Given task
Please copy the records from the line that has "What elements are" through the line that has "article-feest-continued <box>737 364", changing "bbox" to "bounding box" and leaving everything else the same.
* start Provided records *
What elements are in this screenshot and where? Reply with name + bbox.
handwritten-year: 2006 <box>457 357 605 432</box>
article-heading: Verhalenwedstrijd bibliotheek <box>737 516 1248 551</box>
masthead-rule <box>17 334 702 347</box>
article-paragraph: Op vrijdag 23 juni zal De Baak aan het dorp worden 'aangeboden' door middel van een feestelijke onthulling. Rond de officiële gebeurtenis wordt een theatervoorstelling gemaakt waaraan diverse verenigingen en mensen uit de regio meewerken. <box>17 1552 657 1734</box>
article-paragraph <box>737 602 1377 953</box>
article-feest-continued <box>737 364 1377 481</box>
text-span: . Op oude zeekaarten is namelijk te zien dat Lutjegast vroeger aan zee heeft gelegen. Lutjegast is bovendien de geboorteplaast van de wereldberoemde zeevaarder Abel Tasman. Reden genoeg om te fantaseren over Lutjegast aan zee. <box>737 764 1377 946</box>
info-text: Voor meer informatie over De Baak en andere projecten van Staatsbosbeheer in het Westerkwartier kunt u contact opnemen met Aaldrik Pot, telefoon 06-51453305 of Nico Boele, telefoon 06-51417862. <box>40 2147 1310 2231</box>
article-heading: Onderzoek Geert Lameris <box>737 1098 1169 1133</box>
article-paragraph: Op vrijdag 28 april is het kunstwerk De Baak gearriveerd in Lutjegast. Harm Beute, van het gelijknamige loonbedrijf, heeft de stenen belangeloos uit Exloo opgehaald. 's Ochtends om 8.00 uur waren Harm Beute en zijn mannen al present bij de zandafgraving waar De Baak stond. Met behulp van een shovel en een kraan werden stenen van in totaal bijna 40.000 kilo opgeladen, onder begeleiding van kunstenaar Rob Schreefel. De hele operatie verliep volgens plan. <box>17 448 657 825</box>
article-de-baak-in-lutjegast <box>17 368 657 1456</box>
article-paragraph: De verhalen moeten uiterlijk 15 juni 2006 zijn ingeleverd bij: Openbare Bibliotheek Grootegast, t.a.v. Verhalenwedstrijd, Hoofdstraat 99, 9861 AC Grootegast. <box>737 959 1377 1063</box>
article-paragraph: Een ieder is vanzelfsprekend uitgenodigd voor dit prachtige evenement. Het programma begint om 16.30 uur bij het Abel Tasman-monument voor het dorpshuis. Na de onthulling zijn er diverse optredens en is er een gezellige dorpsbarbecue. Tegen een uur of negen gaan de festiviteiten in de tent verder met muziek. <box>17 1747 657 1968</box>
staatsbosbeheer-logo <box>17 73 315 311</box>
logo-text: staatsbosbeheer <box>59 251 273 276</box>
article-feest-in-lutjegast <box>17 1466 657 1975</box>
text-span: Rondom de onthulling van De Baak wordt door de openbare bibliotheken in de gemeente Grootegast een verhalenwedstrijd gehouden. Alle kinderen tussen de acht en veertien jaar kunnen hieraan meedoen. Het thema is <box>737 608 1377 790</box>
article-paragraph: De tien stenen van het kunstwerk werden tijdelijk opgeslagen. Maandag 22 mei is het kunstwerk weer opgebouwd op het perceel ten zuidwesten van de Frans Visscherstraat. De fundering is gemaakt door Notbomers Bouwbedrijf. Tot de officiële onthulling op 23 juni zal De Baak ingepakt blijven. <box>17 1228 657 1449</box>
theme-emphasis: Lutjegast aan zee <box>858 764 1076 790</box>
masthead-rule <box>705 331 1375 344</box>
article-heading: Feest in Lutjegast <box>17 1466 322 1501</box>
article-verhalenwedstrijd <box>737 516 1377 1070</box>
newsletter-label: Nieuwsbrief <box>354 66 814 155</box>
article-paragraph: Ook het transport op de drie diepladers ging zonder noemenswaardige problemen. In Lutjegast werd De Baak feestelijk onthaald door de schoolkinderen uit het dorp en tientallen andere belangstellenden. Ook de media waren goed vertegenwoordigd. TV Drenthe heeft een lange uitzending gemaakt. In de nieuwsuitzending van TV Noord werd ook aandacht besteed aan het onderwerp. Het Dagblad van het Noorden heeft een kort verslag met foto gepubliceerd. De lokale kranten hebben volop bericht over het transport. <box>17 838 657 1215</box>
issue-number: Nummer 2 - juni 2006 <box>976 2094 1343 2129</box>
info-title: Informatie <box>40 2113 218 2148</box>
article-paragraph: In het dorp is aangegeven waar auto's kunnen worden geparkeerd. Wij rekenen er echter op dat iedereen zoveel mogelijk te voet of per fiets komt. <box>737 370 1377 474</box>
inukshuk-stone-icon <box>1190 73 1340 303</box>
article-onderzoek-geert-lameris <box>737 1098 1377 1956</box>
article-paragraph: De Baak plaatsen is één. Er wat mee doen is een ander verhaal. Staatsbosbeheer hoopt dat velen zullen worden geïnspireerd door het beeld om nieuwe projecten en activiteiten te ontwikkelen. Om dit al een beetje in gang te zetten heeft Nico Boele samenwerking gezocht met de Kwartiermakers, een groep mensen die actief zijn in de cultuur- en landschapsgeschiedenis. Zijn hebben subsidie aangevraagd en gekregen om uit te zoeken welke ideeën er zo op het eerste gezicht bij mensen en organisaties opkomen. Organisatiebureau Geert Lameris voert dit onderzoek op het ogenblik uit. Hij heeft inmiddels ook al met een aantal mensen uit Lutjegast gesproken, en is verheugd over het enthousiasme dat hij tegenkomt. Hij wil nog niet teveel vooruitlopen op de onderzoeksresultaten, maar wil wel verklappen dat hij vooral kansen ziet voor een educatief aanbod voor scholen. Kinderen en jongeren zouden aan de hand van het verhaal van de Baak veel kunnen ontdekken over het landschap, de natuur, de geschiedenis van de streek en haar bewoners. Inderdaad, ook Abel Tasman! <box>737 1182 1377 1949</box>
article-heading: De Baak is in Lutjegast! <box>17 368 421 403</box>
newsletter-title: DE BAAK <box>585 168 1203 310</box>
* end Provided records *
* start Provided records *
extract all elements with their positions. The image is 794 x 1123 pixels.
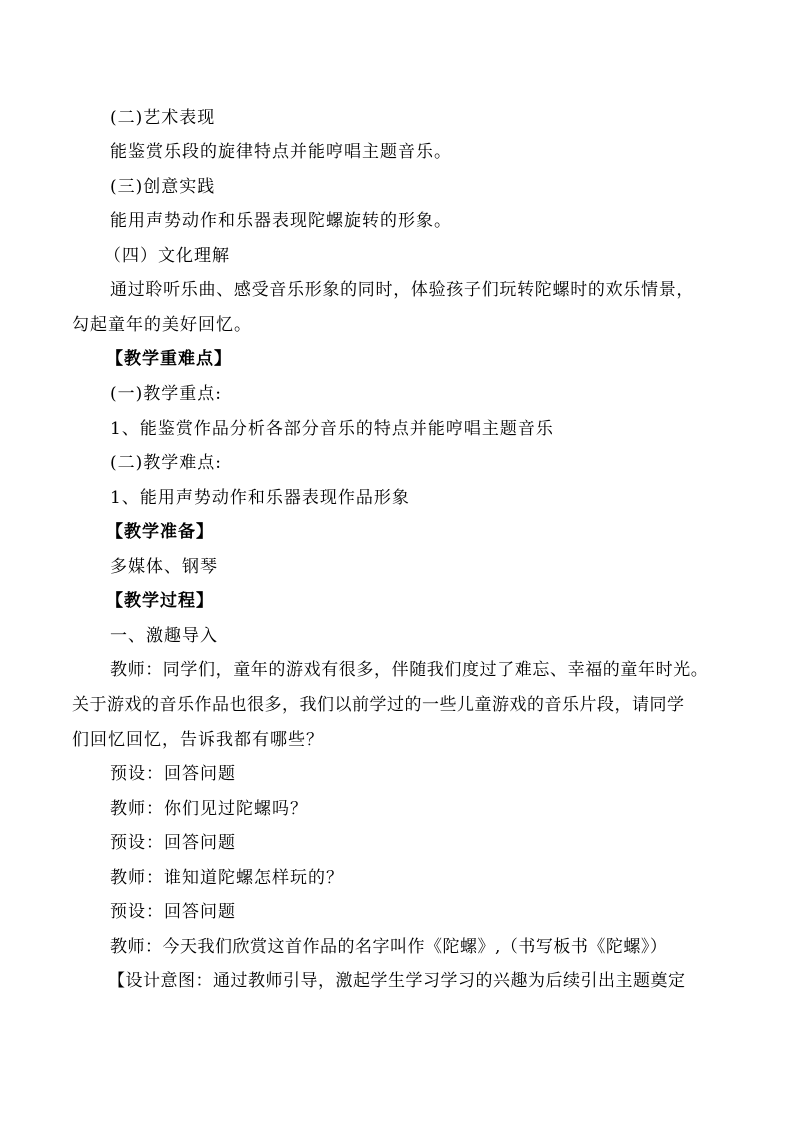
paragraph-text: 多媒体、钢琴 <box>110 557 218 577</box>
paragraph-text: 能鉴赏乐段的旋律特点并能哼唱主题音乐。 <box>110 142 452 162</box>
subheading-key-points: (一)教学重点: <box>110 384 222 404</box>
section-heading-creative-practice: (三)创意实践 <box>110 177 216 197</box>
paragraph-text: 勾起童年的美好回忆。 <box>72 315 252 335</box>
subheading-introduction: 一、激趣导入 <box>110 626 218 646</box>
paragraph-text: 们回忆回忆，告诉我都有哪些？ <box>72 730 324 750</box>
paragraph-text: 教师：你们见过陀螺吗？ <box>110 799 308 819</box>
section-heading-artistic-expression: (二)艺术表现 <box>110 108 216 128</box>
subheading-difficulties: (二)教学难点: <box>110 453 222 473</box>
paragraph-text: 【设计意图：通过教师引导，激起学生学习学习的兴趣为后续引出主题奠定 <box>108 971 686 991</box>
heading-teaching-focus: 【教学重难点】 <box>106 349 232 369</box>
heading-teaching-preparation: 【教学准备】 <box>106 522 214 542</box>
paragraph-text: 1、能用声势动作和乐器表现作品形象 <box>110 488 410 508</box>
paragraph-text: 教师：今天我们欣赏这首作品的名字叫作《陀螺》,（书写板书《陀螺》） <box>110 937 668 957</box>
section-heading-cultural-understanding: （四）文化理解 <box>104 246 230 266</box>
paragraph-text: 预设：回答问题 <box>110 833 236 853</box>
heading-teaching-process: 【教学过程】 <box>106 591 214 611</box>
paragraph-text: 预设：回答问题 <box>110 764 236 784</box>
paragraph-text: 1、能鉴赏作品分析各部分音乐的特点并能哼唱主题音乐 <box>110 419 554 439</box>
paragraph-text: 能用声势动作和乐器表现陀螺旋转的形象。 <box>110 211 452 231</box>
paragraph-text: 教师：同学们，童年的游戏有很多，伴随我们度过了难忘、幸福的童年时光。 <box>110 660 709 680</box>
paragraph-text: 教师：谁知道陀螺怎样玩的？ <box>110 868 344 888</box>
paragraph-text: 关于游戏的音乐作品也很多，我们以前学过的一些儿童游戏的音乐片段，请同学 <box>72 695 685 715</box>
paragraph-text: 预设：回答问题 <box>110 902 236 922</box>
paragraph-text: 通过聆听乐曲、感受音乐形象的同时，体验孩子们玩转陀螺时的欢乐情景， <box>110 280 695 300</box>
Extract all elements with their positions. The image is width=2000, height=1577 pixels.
* end Provided records *
* start Provided records *
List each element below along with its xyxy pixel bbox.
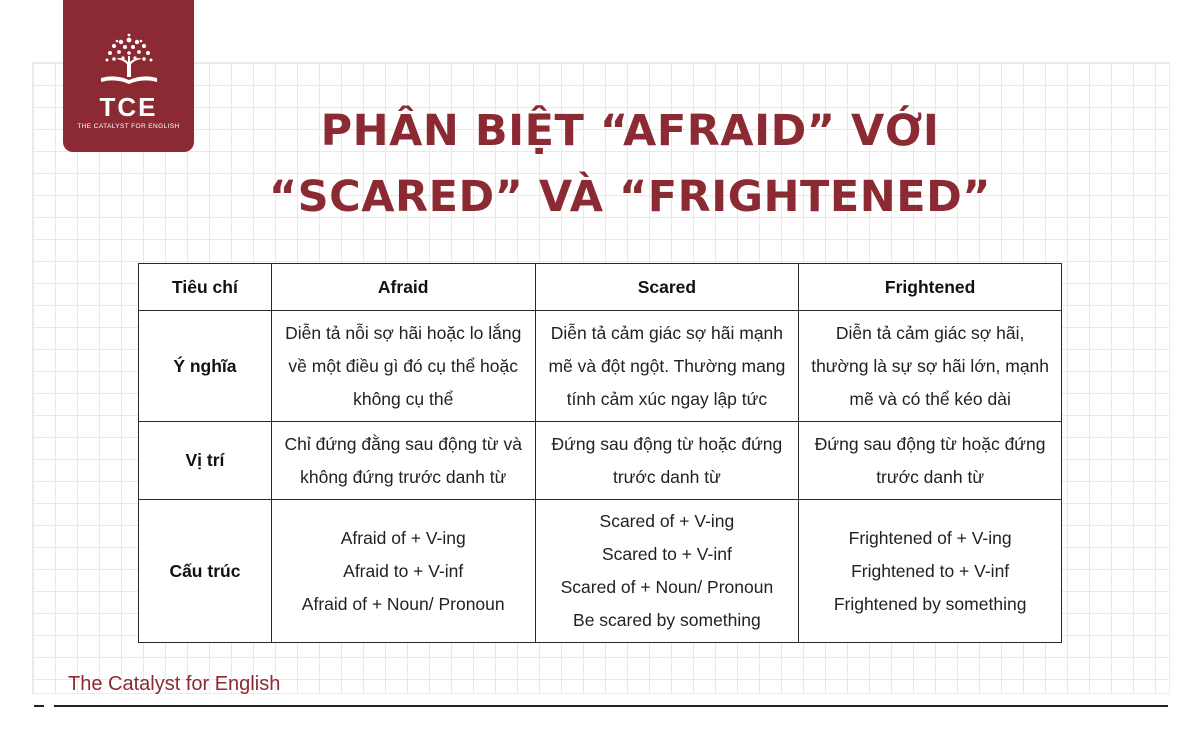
* end Provided records *
Complete output
What elements are in this screenshot and where? Reply with name + bounding box.
handwritten-year: 2006 <box>457 357 605 432</box>
article-heading: Verhalenwedstrijd bibliotheek <box>737 516 1248 551</box>
masthead-rule <box>17 334 702 347</box>
article-paragraph: Op vrijdag 23 juni zal De Baak aan het dorp worden 'aangeboden' door middel van een feestelijke onthulling. Rond de officiële gebeurtenis wordt een theatervoorstelling gemaakt waaraan diverse verenigingen en mensen uit de regio meewerken. <box>17 1552 657 1734</box>
article-paragraph <box>737 602 1377 953</box>
article-feest-continued <box>737 364 1377 481</box>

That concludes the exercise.